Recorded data
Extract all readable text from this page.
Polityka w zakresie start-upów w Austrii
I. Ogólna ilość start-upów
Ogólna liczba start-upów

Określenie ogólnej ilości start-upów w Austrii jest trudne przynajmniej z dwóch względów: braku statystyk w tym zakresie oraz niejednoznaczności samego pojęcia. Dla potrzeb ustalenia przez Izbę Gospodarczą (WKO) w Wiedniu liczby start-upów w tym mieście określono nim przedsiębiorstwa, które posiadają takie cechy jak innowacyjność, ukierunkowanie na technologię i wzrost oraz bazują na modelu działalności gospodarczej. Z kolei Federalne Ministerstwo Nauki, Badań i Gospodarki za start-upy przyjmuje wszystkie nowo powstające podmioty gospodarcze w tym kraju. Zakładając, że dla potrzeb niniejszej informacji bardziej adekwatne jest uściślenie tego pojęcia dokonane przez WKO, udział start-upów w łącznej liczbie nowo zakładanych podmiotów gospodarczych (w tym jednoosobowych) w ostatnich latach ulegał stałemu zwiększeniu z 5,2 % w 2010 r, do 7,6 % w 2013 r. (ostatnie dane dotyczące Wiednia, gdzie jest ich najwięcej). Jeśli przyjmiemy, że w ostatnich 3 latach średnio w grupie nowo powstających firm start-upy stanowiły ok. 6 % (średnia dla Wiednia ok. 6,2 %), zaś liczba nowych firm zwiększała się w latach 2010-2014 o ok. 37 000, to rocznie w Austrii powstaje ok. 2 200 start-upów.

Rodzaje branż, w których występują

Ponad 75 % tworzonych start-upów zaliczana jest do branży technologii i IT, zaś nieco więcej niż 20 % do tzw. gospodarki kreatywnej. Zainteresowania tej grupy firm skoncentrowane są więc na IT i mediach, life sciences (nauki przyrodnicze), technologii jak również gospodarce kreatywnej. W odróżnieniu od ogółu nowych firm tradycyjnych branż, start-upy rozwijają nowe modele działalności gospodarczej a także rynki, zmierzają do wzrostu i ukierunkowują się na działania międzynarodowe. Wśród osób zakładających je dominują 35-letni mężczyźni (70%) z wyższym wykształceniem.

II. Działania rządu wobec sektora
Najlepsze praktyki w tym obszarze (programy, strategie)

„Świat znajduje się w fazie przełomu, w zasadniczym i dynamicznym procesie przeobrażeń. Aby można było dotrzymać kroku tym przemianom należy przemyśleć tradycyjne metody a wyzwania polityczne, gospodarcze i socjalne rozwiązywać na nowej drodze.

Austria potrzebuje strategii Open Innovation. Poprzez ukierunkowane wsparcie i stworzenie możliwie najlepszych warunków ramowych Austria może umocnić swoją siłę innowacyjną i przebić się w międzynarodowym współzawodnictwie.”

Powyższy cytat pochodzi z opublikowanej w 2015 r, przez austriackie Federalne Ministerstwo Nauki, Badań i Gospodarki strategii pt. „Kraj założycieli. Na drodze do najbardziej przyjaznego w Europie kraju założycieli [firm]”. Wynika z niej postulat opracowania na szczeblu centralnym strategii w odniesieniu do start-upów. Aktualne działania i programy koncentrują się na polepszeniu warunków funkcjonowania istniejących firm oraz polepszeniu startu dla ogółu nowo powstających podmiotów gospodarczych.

TASK OBJECTIVE:
Across all the entries, count the lines that contain the word "ogółu" and give the number by itself.

REPLY TO THE EXERCISE:
2